§ Task brief: Output the material below in full, exactly as it is.

─── Extracted material ───

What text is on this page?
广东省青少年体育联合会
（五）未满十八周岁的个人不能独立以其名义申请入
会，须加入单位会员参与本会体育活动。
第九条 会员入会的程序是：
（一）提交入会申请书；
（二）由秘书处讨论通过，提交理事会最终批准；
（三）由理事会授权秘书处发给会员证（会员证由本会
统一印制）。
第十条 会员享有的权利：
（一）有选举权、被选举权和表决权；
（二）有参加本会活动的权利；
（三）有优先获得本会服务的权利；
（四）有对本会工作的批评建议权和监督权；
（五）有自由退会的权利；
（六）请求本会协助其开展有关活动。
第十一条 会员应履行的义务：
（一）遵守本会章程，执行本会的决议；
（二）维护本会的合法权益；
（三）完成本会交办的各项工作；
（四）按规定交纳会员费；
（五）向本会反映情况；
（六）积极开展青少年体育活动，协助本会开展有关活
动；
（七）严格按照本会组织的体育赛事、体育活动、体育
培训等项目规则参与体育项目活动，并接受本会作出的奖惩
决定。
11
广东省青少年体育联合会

───

§ Exercise answer:
What text is on this page?
广东省青少年体育联合会
（五）未满十八周岁的个人不能独立以其名义申请入
会，须加入单位会员参与本会体育活动。
第九条 会员入会的程序是：
（一）提交入会申请书；
（二）由秘书处讨论通过，提交理事会最终批准；
（三）由理事会授权秘书处发给会员证（会员证由本会
统一印制）。
第十条 会员享有的权利：
（一）有选举权、被选举权和表决权；
（二）有参加本会活动的权利；
（三）有优先获得本会服务的权利；
（四）有对本会工作的批评建议权和监督权；
（五）有自由退会的权利；
（六）请求本会协助其开展有关活动。
第十一条 会员应履行的义务：
（一）遵守本会章程，执行本会的决议；
（二）维护本会的合法权益；
（三）完成本会交办的各项工作；
（四）按规定交纳会员费；
（五）向本会反映情况；
（六）积极开展青少年体育活动，协助本会开展有关活
动；
（七）严格按照本会组织的体育赛事、体育活动、体育
培训等项目规则参与体育项目活动，并接受本会作出的奖惩
决定。
11
广东省青少年体育联合会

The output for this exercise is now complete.